Do this –
With the pictures left out, return exactly the lines from the one containing "Decode this image" through the end of the listing below.

Available data –
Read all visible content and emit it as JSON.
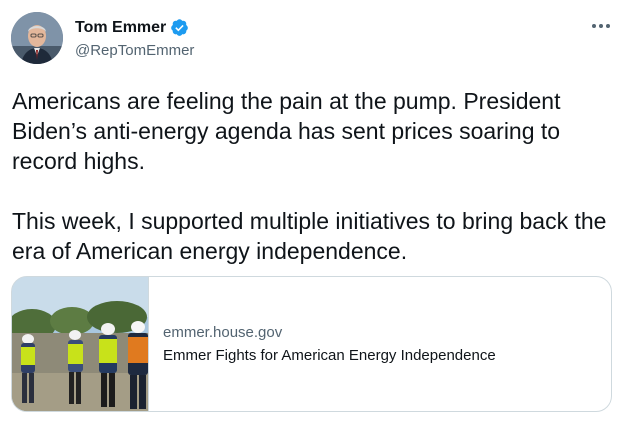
{
  "author": {
    "display_name": "Tom Emmer",
    "handle": "@RepTomEmmer",
    "verified": true
  },
  "tweet": {
    "paragraphs": [
      "Americans are feeling the pain at the pump. President Biden’s anti-energy agenda has sent prices soaring to record highs.",
      "This week, I supported multiple initiatives to bring back the era of American energy independence."
    ]
  },
  "link_card": {
    "domain": "emmer.house.gov",
    "title": "Emmer Fights for American Energy Independence"
  },
  "icons": {
    "verified": "verified-badge-icon",
    "more": "more-options-icon"
  },
  "colors": {
    "verified_blue": "#1d9bf0",
    "text_primary": "#0f1419",
    "text_secondary": "#536471",
    "border": "#cfd9de",
    "safety_vest": "#c8e21a"
  }
}
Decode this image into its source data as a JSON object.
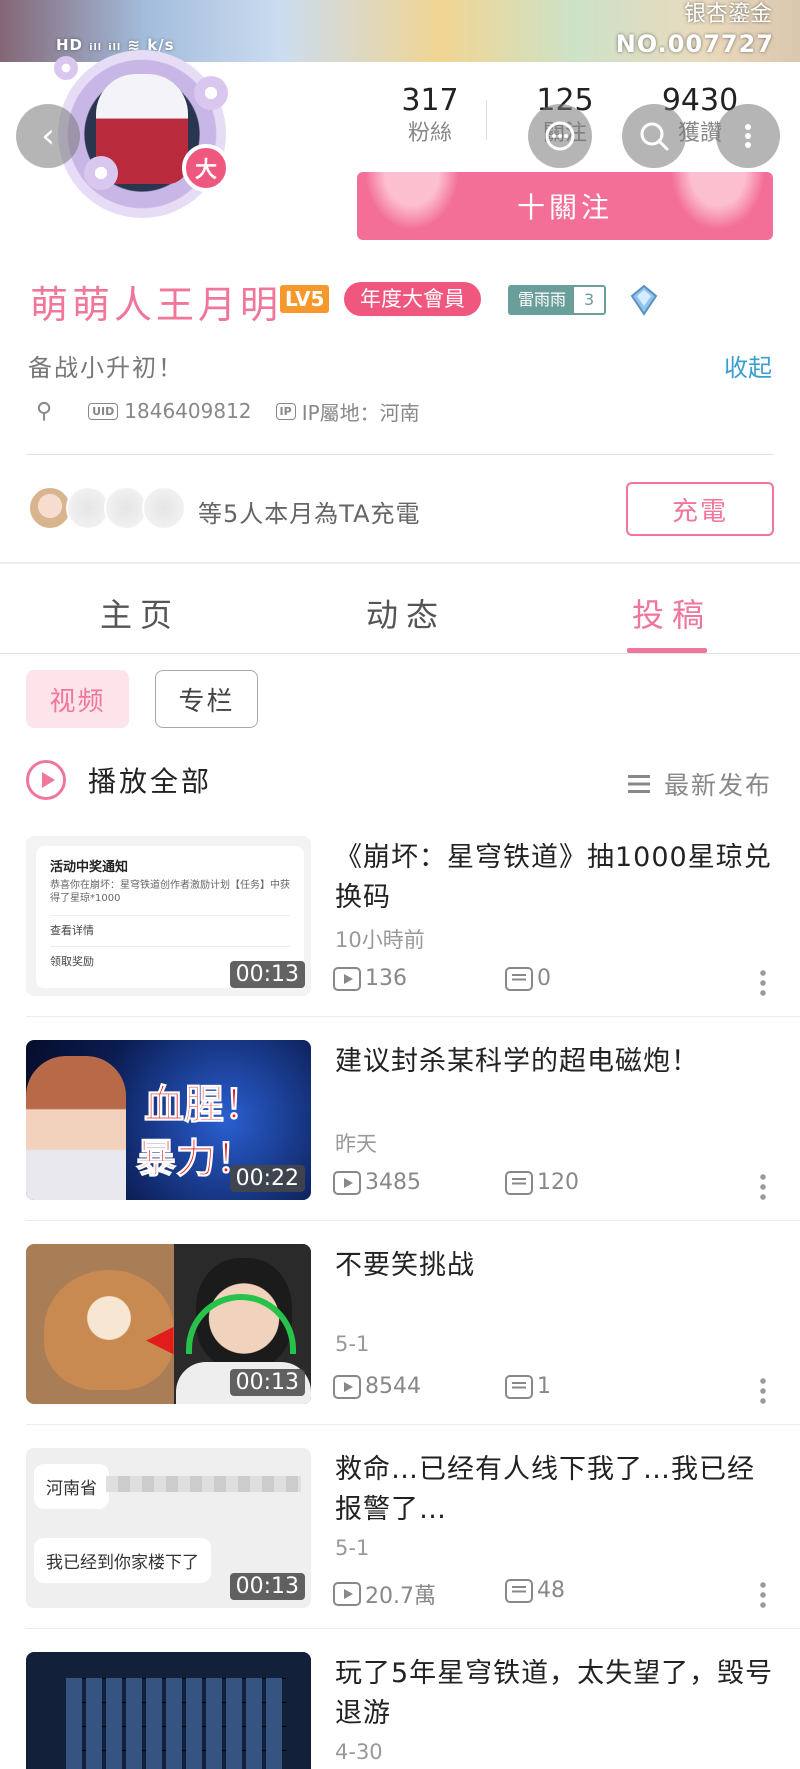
{
  "banner": {
    "medal_label": "银杏鎏金",
    "status_left": "HD ᵢₗₗ ᵢₗₗ ≋ k/s",
    "medal_number": "NO.007727"
  },
  "header": {
    "avatar_badge": "大",
    "stats": [
      {
        "num": "317",
        "label": "粉絲"
      },
      {
        "num": "125",
        "label": "關注"
      },
      {
        "num": "9430",
        "label": "獲讚"
      }
    ],
    "follow_label": "十關注"
  },
  "profile": {
    "name": "萌萌人王月明",
    "level": "LV5",
    "vip": "年度大會員",
    "fan_badge_name": "雷雨雨",
    "fan_badge_level": "3",
    "bio": "备战小升初！",
    "collapse_label": "收起",
    "uid_tag": "UID",
    "uid": "1846409812",
    "ip_tag": "IP",
    "ip": "IP屬地：河南"
  },
  "charge": {
    "text": "等5人本月為TA充電",
    "button": "充電"
  },
  "tabs": [
    {
      "label": "主页"
    },
    {
      "label": "动态"
    },
    {
      "label": "投稿"
    }
  ],
  "subtabs": {
    "video": "视频",
    "column": "专栏"
  },
  "list_header": {
    "play_all": "播放全部",
    "sort": "最新发布"
  },
  "videos": [
    {
      "title": "《崩坏：星穹铁道》抽1000星琼兑换码",
      "time": "10小時前",
      "plays": "136",
      "comments": "0",
      "duration": "00:13",
      "thumb_head": "活动中奖通知",
      "thumb_body": "恭喜你在崩坏：星穹铁道创作者激励计划【任务】中获得了星琼*1000",
      "thumb_row1": "查看详情",
      "thumb_row2": "领取奖励"
    },
    {
      "title": "建议封杀某科学的超电磁炮！",
      "time": "昨天",
      "plays": "3485",
      "comments": "120",
      "duration": "00:22",
      "thumb_line1": "血腥！",
      "thumb_line2": "暴力！"
    },
    {
      "title": "不要笑挑战",
      "time": "5-1",
      "plays": "8544",
      "comments": "1",
      "duration": "00:13"
    },
    {
      "title": "救命…已经有人线下我了…我已经报警了…",
      "time": "5-1",
      "plays": "20.7萬",
      "comments": "48",
      "duration": "00:13",
      "thumb_bubble1": "河南省",
      "thumb_bubble2": "我已经到你家楼下了"
    },
    {
      "title": "玩了5年星穹铁道，太失望了，毁号退游",
      "time": "4-30"
    }
  ]
}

Response –
Decode this image into its source data as a JSON object.
{
  "banner": {
    "medal_label": "银杏鎏金",
    "status_left": "HD ᵢₗₗ ᵢₗₗ ≋ k/s",
    "medal_number": "NO.007727"
  },
  "header": {
    "avatar_badge": "大",
    "stats": [
      {
        "num": "317",
        "label": "粉絲"
      },
      {
        "num": "125",
        "label": "關注"
      },
      {
        "num": "9430",
        "label": "獲讚"
      }
    ],
    "follow_label": "十關注"
  },
  "profile": {
    "name": "萌萌人王月明",
    "level": "LV5",
    "vip": "年度大會員",
    "fan_badge_name": "雷雨雨",
    "fan_badge_level": "3",
    "bio": "备战小升初！",
    "collapse_label": "收起",
    "uid_tag": "UID",
    "uid": "1846409812",
    "ip_tag": "IP",
    "ip": "IP屬地：河南"
  },
  "charge": {
    "text": "等5人本月為TA充電",
    "button": "充電"
  },
  "tabs": [
    {
      "label": "主页"
    },
    {
      "label": "动态"
    },
    {
      "label": "投稿"
    }
  ],
  "subtabs": {
    "video": "视频",
    "column": "专栏"
  },
  "list_header": {
    "play_all": "播放全部",
    "sort": "最新发布"
  },
  "videos": [
    {
      "title": "《崩坏：星穹铁道》抽1000星琼兑换码",
      "time": "10小時前",
      "plays": "136",
      "comments": "0",
      "duration": "00:13",
      "thumb_head": "活动中奖通知",
      "thumb_body": "恭喜你在崩坏：星穹铁道创作者激励计划【任务】中获得了星琼*1000",
      "thumb_row1": "查看详情",
      "thumb_row2": "领取奖励"
    },
    {
      "title": "建议封杀某科学的超电磁炮！",
      "time": "昨天",
      "plays": "3485",
      "comments": "120",
      "duration": "00:22",
      "thumb_line1": "血腥！",
      "thumb_line2": "暴力！"
    },
    {
      "title": "不要笑挑战",
      "time": "5-1",
      "plays": "8544",
      "comments": "1",
      "duration": "00:13"
    },
    {
      "title": "救命…已经有人线下我了…我已经报警了…",
      "time": "5-1",
      "plays": "20.7萬",
      "comments": "48",
      "duration": "00:13",
      "thumb_bubble1": "河南省",
      "thumb_bubble2": "我已经到你家楼下了"
    },
    {
      "title": "玩了5年星穹铁道，太失望了，毁号退游",
      "time": "4-30"
    }
  ]
}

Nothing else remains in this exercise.